---------- RAW DATA ----------
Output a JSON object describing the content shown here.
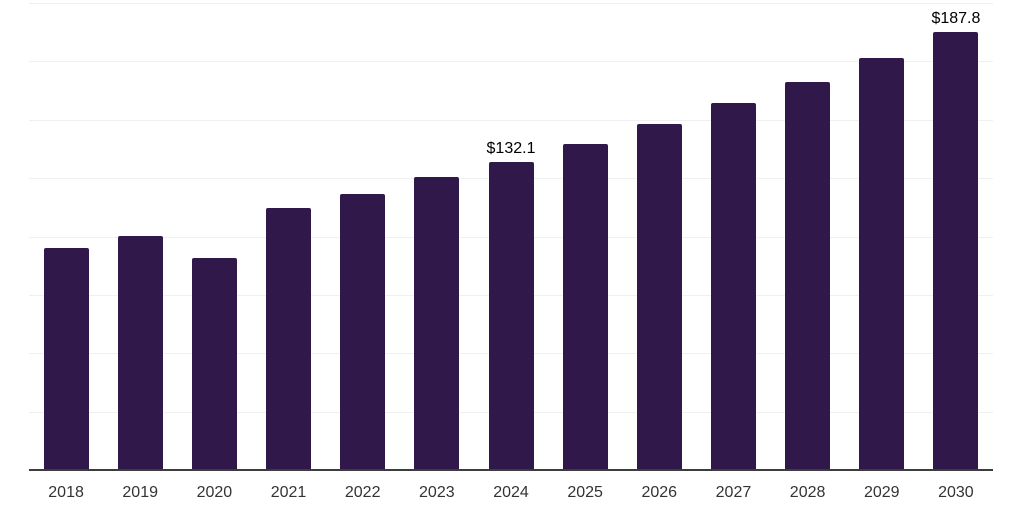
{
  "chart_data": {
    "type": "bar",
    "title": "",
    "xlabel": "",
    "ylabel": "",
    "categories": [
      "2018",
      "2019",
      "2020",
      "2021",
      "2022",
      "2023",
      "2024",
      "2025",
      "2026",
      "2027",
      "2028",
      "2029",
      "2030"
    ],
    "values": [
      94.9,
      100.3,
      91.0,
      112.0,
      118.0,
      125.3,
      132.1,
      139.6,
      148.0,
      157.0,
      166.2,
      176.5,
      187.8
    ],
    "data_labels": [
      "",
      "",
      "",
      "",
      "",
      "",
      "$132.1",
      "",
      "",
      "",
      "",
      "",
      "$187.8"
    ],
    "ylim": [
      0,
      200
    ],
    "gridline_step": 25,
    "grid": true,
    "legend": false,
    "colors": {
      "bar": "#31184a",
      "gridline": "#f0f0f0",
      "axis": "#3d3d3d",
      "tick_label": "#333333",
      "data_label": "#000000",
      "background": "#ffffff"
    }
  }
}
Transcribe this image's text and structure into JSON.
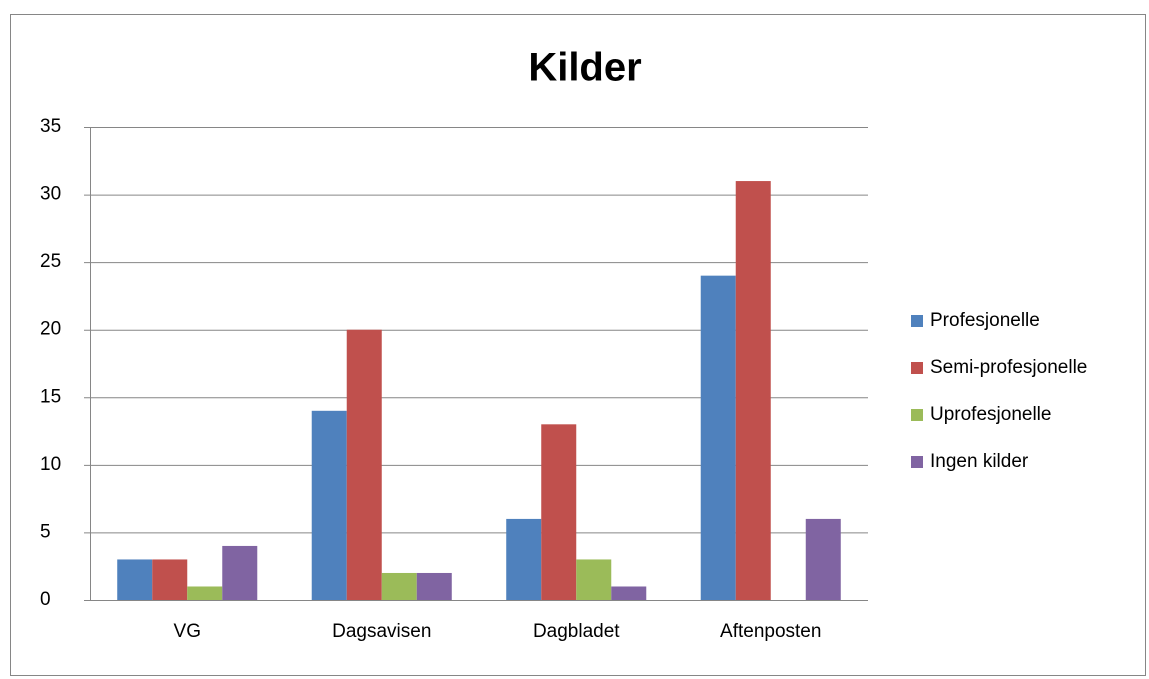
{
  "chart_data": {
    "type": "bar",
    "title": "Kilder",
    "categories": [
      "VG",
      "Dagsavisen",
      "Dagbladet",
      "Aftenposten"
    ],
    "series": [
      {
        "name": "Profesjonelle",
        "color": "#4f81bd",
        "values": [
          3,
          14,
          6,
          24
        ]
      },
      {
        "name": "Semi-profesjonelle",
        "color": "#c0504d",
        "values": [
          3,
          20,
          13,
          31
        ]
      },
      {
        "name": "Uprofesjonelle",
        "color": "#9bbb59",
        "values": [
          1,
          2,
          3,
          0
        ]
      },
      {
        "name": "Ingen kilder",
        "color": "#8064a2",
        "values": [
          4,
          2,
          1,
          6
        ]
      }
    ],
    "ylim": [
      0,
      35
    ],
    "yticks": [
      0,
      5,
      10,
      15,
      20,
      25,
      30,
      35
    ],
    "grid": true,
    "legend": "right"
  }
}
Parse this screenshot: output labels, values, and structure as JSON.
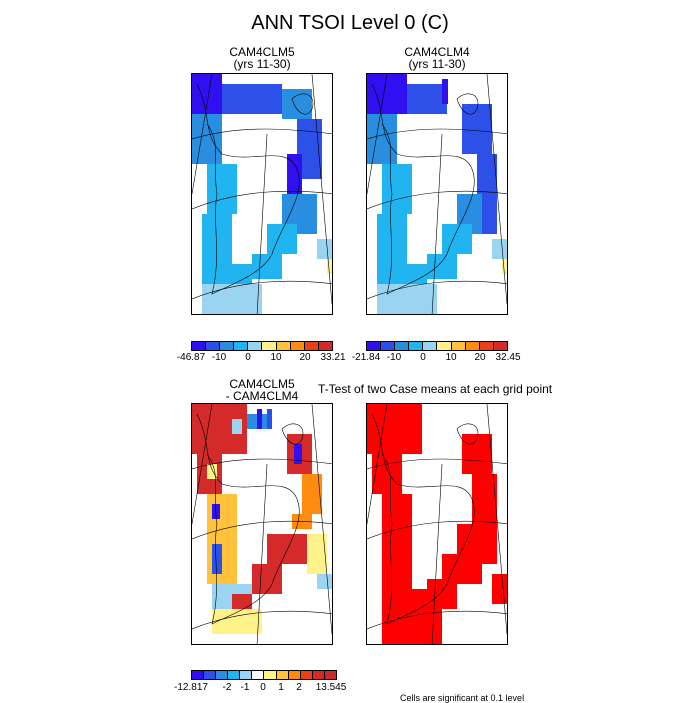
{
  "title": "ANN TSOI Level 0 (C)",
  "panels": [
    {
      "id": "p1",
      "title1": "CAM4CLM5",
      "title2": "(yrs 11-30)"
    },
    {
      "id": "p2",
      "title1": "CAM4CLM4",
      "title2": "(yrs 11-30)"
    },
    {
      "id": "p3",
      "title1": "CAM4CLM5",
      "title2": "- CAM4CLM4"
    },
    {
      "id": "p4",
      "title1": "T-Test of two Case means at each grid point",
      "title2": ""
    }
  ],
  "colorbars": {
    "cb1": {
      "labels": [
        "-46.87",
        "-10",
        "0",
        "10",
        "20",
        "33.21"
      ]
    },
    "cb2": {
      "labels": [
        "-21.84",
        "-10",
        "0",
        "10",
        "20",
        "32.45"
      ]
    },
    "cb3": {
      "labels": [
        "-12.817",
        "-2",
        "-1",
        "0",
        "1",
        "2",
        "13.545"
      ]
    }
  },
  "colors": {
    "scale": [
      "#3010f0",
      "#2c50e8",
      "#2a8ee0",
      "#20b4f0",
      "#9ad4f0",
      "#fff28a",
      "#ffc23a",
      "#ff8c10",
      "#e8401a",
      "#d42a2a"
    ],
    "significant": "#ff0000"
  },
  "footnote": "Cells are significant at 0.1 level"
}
----------
AIM
Which lines hold the word "JSON"? Copy each of them from the records.

TASK ANSWER
Output a JSON object describing the content shown here.
Transcribe this image's text and structure into JSON.
Parse this screenshot: output labels, values, and structure as JSON.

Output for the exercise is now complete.